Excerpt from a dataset
★ ★ ★ ★
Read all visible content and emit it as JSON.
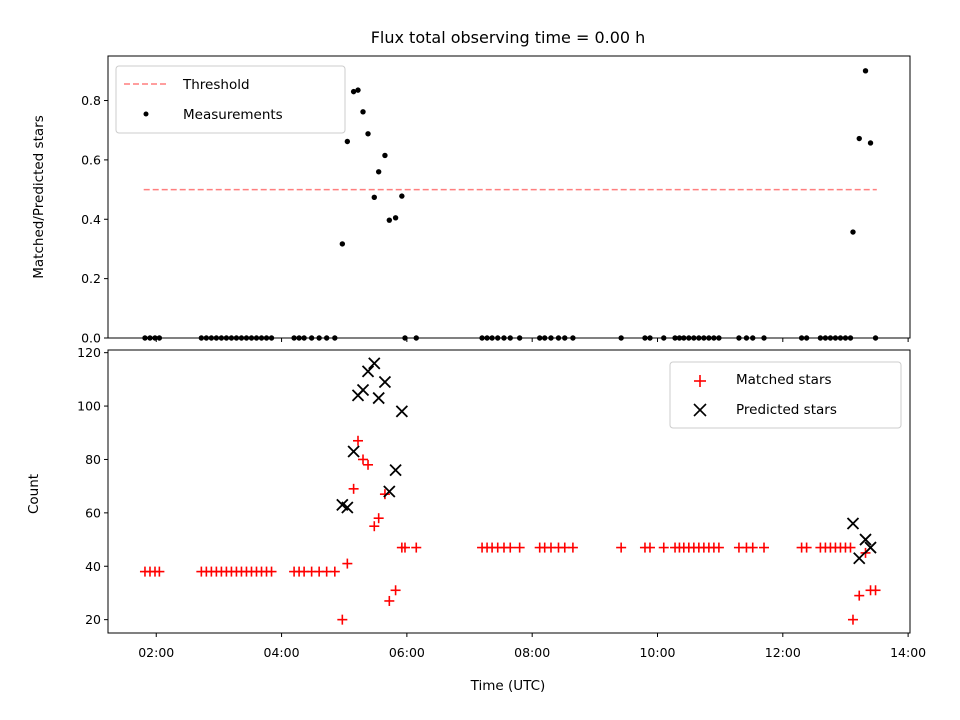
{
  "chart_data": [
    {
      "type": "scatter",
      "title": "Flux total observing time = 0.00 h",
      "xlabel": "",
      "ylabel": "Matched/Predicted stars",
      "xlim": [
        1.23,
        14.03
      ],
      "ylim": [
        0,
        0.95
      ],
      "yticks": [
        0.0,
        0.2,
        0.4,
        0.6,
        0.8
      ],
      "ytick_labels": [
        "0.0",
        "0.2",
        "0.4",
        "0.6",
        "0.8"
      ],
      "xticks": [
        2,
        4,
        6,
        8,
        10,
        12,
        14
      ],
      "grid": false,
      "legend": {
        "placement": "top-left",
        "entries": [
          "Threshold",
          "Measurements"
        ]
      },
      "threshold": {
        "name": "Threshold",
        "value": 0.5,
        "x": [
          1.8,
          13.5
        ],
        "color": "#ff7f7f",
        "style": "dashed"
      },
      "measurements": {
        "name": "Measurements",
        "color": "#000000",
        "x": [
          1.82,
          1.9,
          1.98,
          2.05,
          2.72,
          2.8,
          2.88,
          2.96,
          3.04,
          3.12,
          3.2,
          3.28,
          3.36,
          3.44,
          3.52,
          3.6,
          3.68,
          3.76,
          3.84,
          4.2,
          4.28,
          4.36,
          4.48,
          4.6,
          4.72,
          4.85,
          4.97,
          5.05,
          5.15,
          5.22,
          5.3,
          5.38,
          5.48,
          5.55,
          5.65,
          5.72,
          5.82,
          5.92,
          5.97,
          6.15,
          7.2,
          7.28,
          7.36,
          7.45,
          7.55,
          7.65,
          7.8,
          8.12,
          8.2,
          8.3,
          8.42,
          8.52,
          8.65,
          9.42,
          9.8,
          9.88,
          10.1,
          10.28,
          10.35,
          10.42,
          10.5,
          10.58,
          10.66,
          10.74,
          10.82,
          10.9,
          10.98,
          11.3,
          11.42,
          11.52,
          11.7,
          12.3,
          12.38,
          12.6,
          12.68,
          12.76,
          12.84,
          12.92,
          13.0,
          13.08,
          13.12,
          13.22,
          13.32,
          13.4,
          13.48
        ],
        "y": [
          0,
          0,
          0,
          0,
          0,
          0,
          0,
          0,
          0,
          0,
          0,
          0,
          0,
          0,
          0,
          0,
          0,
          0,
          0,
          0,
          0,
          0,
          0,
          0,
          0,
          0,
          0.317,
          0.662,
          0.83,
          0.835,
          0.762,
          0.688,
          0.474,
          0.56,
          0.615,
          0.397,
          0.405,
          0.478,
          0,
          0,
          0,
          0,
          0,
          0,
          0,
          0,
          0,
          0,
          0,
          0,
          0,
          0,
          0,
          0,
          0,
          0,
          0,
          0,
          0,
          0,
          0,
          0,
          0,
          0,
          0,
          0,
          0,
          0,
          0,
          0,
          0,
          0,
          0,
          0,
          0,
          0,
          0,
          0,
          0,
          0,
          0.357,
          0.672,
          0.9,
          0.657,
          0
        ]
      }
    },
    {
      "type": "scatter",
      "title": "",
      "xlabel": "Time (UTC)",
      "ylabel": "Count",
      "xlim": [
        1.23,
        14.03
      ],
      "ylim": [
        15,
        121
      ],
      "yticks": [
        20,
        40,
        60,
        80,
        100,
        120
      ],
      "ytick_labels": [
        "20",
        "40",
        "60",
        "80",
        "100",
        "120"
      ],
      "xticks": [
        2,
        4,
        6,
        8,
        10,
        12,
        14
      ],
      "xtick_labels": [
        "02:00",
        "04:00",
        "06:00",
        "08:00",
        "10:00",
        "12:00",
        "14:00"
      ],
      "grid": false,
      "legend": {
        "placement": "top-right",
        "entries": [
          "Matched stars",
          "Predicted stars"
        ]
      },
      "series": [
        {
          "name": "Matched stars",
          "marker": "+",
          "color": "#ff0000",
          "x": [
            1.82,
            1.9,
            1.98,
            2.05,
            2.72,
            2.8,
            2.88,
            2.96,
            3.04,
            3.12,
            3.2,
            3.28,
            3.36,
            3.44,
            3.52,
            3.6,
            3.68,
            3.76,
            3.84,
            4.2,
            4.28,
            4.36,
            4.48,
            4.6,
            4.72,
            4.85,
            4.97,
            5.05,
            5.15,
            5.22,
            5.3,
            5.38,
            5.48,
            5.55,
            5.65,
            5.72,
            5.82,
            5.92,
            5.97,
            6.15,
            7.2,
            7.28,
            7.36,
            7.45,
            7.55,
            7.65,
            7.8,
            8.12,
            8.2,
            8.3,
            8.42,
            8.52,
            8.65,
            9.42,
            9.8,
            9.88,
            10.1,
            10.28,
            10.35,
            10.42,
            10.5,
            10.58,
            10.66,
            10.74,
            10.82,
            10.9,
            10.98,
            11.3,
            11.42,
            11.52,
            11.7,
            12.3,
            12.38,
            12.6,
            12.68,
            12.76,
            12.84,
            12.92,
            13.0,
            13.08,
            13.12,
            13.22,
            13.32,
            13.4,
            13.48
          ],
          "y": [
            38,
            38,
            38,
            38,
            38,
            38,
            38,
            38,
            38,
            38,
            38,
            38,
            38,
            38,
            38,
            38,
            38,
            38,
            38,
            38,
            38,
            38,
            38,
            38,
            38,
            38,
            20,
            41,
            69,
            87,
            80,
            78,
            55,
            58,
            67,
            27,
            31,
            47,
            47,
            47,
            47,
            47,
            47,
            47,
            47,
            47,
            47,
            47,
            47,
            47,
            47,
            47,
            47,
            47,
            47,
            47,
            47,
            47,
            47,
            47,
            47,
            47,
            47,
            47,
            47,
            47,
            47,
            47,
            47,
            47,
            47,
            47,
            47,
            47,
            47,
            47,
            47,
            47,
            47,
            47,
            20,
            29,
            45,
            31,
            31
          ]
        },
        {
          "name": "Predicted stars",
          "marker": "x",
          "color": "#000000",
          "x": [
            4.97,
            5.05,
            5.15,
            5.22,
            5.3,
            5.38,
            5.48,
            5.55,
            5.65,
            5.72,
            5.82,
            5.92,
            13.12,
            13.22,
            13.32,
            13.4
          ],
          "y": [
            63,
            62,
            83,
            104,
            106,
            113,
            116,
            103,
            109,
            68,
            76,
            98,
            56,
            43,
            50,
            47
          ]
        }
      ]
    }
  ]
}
★ ★ ★ ★
Stated task: Output the entries above exactly, without their pictures.

Answer below:
Read all visible content and emit it as JSON.
{
  "chart_data": [
    {
      "type": "scatter",
      "title": "Flux total observing time = 0.00 h",
      "xlabel": "",
      "ylabel": "Matched/Predicted stars",
      "xlim": [
        1.23,
        14.03
      ],
      "ylim": [
        0,
        0.95
      ],
      "yticks": [
        0.0,
        0.2,
        0.4,
        0.6,
        0.8
      ],
      "ytick_labels": [
        "0.0",
        "0.2",
        "0.4",
        "0.6",
        "0.8"
      ],
      "xticks": [
        2,
        4,
        6,
        8,
        10,
        12,
        14
      ],
      "grid": false,
      "legend": {
        "placement": "top-left",
        "entries": [
          "Threshold",
          "Measurements"
        ]
      },
      "threshold": {
        "name": "Threshold",
        "value": 0.5,
        "x": [
          1.8,
          13.5
        ],
        "color": "#ff7f7f",
        "style": "dashed"
      },
      "measurements": {
        "name": "Measurements",
        "color": "#000000",
        "x": [
          1.82,
          1.9,
          1.98,
          2.05,
          2.72,
          2.8,
          2.88,
          2.96,
          3.04,
          3.12,
          3.2,
          3.28,
          3.36,
          3.44,
          3.52,
          3.6,
          3.68,
          3.76,
          3.84,
          4.2,
          4.28,
          4.36,
          4.48,
          4.6,
          4.72,
          4.85,
          4.97,
          5.05,
          5.15,
          5.22,
          5.3,
          5.38,
          5.48,
          5.55,
          5.65,
          5.72,
          5.82,
          5.92,
          5.97,
          6.15,
          7.2,
          7.28,
          7.36,
          7.45,
          7.55,
          7.65,
          7.8,
          8.12,
          8.2,
          8.3,
          8.42,
          8.52,
          8.65,
          9.42,
          9.8,
          9.88,
          10.1,
          10.28,
          10.35,
          10.42,
          10.5,
          10.58,
          10.66,
          10.74,
          10.82,
          10.9,
          10.98,
          11.3,
          11.42,
          11.52,
          11.7,
          12.3,
          12.38,
          12.6,
          12.68,
          12.76,
          12.84,
          12.92,
          13.0,
          13.08,
          13.12,
          13.22,
          13.32,
          13.4,
          13.48
        ],
        "y": [
          0,
          0,
          0,
          0,
          0,
          0,
          0,
          0,
          0,
          0,
          0,
          0,
          0,
          0,
          0,
          0,
          0,
          0,
          0,
          0,
          0,
          0,
          0,
          0,
          0,
          0,
          0.317,
          0.662,
          0.83,
          0.835,
          0.762,
          0.688,
          0.474,
          0.56,
          0.615,
          0.397,
          0.405,
          0.478,
          0,
          0,
          0,
          0,
          0,
          0,
          0,
          0,
          0,
          0,
          0,
          0,
          0,
          0,
          0,
          0,
          0,
          0,
          0,
          0,
          0,
          0,
          0,
          0,
          0,
          0,
          0,
          0,
          0,
          0,
          0,
          0,
          0,
          0,
          0,
          0,
          0,
          0,
          0,
          0,
          0,
          0,
          0.357,
          0.672,
          0.9,
          0.657,
          0
        ]
      }
    },
    {
      "type": "scatter",
      "title": "",
      "xlabel": "Time (UTC)",
      "ylabel": "Count",
      "xlim": [
        1.23,
        14.03
      ],
      "ylim": [
        15,
        121
      ],
      "yticks": [
        20,
        40,
        60,
        80,
        100,
        120
      ],
      "ytick_labels": [
        "20",
        "40",
        "60",
        "80",
        "100",
        "120"
      ],
      "xticks": [
        2,
        4,
        6,
        8,
        10,
        12,
        14
      ],
      "xtick_labels": [
        "02:00",
        "04:00",
        "06:00",
        "08:00",
        "10:00",
        "12:00",
        "14:00"
      ],
      "grid": false,
      "legend": {
        "placement": "top-right",
        "entries": [
          "Matched stars",
          "Predicted stars"
        ]
      },
      "series": [
        {
          "name": "Matched stars",
          "marker": "+",
          "color": "#ff0000",
          "x": [
            1.82,
            1.9,
            1.98,
            2.05,
            2.72,
            2.8,
            2.88,
            2.96,
            3.04,
            3.12,
            3.2,
            3.28,
            3.36,
            3.44,
            3.52,
            3.6,
            3.68,
            3.76,
            3.84,
            4.2,
            4.28,
            4.36,
            4.48,
            4.6,
            4.72,
            4.85,
            4.97,
            5.05,
            5.15,
            5.22,
            5.3,
            5.38,
            5.48,
            5.55,
            5.65,
            5.72,
            5.82,
            5.92,
            5.97,
            6.15,
            7.2,
            7.28,
            7.36,
            7.45,
            7.55,
            7.65,
            7.8,
            8.12,
            8.2,
            8.3,
            8.42,
            8.52,
            8.65,
            9.42,
            9.8,
            9.88,
            10.1,
            10.28,
            10.35,
            10.42,
            10.5,
            10.58,
            10.66,
            10.74,
            10.82,
            10.9,
            10.98,
            11.3,
            11.42,
            11.52,
            11.7,
            12.3,
            12.38,
            12.6,
            12.68,
            12.76,
            12.84,
            12.92,
            13.0,
            13.08,
            13.12,
            13.22,
            13.32,
            13.4,
            13.48
          ],
          "y": [
            38,
            38,
            38,
            38,
            38,
            38,
            38,
            38,
            38,
            38,
            38,
            38,
            38,
            38,
            38,
            38,
            38,
            38,
            38,
            38,
            38,
            38,
            38,
            38,
            38,
            38,
            20,
            41,
            69,
            87,
            80,
            78,
            55,
            58,
            67,
            27,
            31,
            47,
            47,
            47,
            47,
            47,
            47,
            47,
            47,
            47,
            47,
            47,
            47,
            47,
            47,
            47,
            47,
            47,
            47,
            47,
            47,
            47,
            47,
            47,
            47,
            47,
            47,
            47,
            47,
            47,
            47,
            47,
            47,
            47,
            47,
            47,
            47,
            47,
            47,
            47,
            47,
            47,
            47,
            47,
            20,
            29,
            45,
            31,
            31
          ]
        },
        {
          "name": "Predicted stars",
          "marker": "x",
          "color": "#000000",
          "x": [
            4.97,
            5.05,
            5.15,
            5.22,
            5.3,
            5.38,
            5.48,
            5.55,
            5.65,
            5.72,
            5.82,
            5.92,
            13.12,
            13.22,
            13.32,
            13.4
          ],
          "y": [
            63,
            62,
            83,
            104,
            106,
            113,
            116,
            103,
            109,
            68,
            76,
            98,
            56,
            43,
            50,
            47
          ]
        }
      ]
    }
  ]
}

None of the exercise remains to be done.